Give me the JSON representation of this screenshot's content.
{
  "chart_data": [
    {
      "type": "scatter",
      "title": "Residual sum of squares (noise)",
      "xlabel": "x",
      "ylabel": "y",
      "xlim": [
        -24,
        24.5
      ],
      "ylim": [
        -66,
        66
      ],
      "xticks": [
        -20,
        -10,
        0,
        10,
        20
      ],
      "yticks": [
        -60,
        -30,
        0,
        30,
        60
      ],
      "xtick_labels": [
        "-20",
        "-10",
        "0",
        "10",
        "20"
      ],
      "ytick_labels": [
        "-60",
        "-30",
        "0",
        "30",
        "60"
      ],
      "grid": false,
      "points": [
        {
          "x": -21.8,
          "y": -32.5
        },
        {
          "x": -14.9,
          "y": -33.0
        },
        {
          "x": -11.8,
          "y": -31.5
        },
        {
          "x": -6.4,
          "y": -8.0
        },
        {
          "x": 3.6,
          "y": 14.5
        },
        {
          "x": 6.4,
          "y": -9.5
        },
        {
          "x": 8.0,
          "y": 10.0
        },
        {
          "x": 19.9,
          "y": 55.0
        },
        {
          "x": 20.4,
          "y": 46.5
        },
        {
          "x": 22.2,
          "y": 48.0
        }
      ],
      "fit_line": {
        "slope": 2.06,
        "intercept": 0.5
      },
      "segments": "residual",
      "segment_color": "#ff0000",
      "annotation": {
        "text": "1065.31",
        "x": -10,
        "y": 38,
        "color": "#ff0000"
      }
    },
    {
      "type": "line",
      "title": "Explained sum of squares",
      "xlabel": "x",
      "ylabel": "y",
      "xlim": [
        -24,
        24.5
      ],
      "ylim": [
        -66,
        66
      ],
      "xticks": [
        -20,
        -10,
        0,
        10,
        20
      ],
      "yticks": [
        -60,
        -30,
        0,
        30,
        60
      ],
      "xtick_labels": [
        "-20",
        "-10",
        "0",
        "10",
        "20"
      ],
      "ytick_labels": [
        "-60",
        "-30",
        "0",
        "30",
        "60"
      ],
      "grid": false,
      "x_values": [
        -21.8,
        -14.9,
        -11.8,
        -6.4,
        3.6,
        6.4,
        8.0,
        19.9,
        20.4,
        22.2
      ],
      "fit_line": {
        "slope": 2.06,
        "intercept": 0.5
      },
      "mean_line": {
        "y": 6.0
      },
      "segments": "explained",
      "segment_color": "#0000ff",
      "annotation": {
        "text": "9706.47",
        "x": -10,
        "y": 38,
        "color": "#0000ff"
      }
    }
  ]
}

**SHORT PROBLEM:** Copy out each line of the data where the string "squares" appears.

**OUTPUT FOR THIS EXERCISE:**
      "title": "Residual sum of squares (noise)",
      "title": "Explained sum of squares",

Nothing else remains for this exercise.